Output each entry exactly; skip nothing.

┌─ Provided records

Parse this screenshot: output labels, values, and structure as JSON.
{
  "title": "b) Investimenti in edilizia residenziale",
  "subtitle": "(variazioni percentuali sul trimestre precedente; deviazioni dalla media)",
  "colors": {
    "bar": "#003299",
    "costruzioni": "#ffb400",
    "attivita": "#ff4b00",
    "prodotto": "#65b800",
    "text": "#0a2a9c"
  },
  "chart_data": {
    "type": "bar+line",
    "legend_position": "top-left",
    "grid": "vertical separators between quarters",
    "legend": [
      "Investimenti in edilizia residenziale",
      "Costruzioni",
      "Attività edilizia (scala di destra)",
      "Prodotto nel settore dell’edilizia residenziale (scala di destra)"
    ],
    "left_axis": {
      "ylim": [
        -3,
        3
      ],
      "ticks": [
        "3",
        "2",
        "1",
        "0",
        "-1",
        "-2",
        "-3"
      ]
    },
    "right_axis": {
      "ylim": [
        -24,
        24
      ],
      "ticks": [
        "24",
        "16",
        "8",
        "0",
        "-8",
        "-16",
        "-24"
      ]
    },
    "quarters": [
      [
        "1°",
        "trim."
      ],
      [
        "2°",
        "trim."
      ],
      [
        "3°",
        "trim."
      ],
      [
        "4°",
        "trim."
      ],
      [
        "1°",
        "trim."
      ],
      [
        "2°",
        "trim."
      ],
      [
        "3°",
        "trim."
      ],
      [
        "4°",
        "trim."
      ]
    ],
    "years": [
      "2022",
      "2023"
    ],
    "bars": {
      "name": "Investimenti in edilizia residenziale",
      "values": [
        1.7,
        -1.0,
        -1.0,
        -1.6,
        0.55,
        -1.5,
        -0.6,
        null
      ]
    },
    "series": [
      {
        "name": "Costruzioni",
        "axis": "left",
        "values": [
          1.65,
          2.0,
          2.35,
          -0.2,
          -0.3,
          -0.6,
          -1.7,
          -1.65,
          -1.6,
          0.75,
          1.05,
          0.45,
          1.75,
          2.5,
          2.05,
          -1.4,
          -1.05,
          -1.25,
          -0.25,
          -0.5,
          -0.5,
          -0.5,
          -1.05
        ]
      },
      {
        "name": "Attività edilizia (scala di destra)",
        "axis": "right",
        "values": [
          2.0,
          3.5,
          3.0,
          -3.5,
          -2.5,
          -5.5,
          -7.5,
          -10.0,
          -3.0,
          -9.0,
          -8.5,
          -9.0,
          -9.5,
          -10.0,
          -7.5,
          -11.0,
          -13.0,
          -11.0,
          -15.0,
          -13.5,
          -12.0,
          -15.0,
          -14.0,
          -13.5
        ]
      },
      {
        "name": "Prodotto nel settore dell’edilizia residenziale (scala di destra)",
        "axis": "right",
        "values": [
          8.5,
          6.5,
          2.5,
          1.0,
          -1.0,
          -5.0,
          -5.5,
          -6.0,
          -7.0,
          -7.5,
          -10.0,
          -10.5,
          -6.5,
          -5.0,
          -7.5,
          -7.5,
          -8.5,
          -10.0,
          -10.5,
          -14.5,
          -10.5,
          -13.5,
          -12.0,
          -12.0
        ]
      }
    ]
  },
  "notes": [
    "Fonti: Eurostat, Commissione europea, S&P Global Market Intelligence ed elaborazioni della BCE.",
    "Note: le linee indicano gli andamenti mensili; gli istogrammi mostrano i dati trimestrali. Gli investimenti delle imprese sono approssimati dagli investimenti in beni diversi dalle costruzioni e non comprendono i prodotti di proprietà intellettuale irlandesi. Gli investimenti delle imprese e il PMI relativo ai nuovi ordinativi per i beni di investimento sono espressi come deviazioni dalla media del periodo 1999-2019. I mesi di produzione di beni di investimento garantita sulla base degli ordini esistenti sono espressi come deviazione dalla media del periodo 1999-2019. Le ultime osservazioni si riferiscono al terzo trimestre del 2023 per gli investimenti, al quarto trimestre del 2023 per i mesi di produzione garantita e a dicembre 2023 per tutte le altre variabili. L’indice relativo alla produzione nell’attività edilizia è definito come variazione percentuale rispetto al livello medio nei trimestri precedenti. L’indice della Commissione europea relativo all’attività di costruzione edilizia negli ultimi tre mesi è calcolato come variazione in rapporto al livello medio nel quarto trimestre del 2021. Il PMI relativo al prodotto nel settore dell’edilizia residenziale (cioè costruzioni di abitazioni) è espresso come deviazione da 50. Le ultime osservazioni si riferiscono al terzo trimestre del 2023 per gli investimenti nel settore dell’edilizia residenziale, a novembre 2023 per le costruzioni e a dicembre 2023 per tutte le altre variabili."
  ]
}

└─

__Response to this exercise__.
Parse this screenshot: output labels, values, and structure as JSON.
{
  "title": "b) Investimenti in edilizia residenziale",
  "subtitle": "(variazioni percentuali sul trimestre precedente; deviazioni dalla media)",
  "colors": {
    "bar": "#003299",
    "costruzioni": "#ffb400",
    "attivita": "#ff4b00",
    "prodotto": "#65b800",
    "text": "#0a2a9c"
  },
  "chart_data": {
    "type": "bar+line",
    "legend_position": "top-left",
    "grid": "vertical separators between quarters",
    "legend": [
      "Investimenti in edilizia residenziale",
      "Costruzioni",
      "Attività edilizia (scala di destra)",
      "Prodotto nel settore dell’edilizia residenziale (scala di destra)"
    ],
    "left_axis": {
      "ylim": [
        -3,
        3
      ],
      "ticks": [
        "3",
        "2",
        "1",
        "0",
        "-1",
        "-2",
        "-3"
      ]
    },
    "right_axis": {
      "ylim": [
        -24,
        24
      ],
      "ticks": [
        "24",
        "16",
        "8",
        "0",
        "-8",
        "-16",
        "-24"
      ]
    },
    "quarters": [
      [
        "1°",
        "trim."
      ],
      [
        "2°",
        "trim."
      ],
      [
        "3°",
        "trim."
      ],
      [
        "4°",
        "trim."
      ],
      [
        "1°",
        "trim."
      ],
      [
        "2°",
        "trim."
      ],
      [
        "3°",
        "trim."
      ],
      [
        "4°",
        "trim."
      ]
    ],
    "years": [
      "2022",
      "2023"
    ],
    "bars": {
      "name": "Investimenti in edilizia residenziale",
      "values": [
        1.7,
        -1.0,
        -1.0,
        -1.6,
        0.55,
        -1.5,
        -0.6,
        null
      ]
    },
    "series": [
      {
        "name": "Costruzioni",
        "axis": "left",
        "values": [
          1.65,
          2.0,
          2.35,
          -0.2,
          -0.3,
          -0.6,
          -1.7,
          -1.65,
          -1.6,
          0.75,
          1.05,
          0.45,
          1.75,
          2.5,
          2.05,
          -1.4,
          -1.05,
          -1.25,
          -0.25,
          -0.5,
          -0.5,
          -0.5,
          -1.05
        ]
      },
      {
        "name": "Attività edilizia (scala di destra)",
        "axis": "right",
        "values": [
          2.0,
          3.5,
          3.0,
          -3.5,
          -2.5,
          -5.5,
          -7.5,
          -10.0,
          -3.0,
          -9.0,
          -8.5,
          -9.0,
          -9.5,
          -10.0,
          -7.5,
          -11.0,
          -13.0,
          -11.0,
          -15.0,
          -13.5,
          -12.0,
          -15.0,
          -14.0,
          -13.5
        ]
      },
      {
        "name": "Prodotto nel settore dell’edilizia residenziale (scala di destra)",
        "axis": "right",
        "values": [
          8.5,
          6.5,
          2.5,
          1.0,
          -1.0,
          -5.0,
          -5.5,
          -6.0,
          -7.0,
          -7.5,
          -10.0,
          -10.5,
          -6.5,
          -5.0,
          -7.5,
          -7.5,
          -8.5,
          -10.0,
          -10.5,
          -14.5,
          -10.5,
          -13.5,
          -12.0,
          -12.0
        ]
      }
    ]
  },
  "notes": [
    "Fonti: Eurostat, Commissione europea, S&P Global Market Intelligence ed elaborazioni della BCE.",
    "Note: le linee indicano gli andamenti mensili; gli istogrammi mostrano i dati trimestrali. Gli investimenti delle imprese sono approssimati dagli investimenti in beni diversi dalle costruzioni e non comprendono i prodotti di proprietà intellettuale irlandesi. Gli investimenti delle imprese e il PMI relativo ai nuovi ordinativi per i beni di investimento sono espressi come deviazioni dalla media del periodo 1999-2019. I mesi di produzione di beni di investimento garantita sulla base degli ordini esistenti sono espressi come deviazione dalla media del periodo 1999-2019. Le ultime osservazioni si riferiscono al terzo trimestre del 2023 per gli investimenti, al quarto trimestre del 2023 per i mesi di produzione garantita e a dicembre 2023 per tutte le altre variabili. L’indice relativo alla produzione nell’attività edilizia è definito come variazione percentuale rispetto al livello medio nei trimestri precedenti. L’indice della Commissione europea relativo all’attività di costruzione edilizia negli ultimi tre mesi è calcolato come variazione in rapporto al livello medio nel quarto trimestre del 2021. Il PMI relativo al prodotto nel settore dell’edilizia residenziale (cioè costruzioni di abitazioni) è espresso come deviazione da 50. Le ultime osservazioni si riferiscono al terzo trimestre del 2023 per gli investimenti nel settore dell’edilizia residenziale, a novembre 2023 per le costruzioni e a dicembre 2023 per tutte le altre variabili."
  ]
}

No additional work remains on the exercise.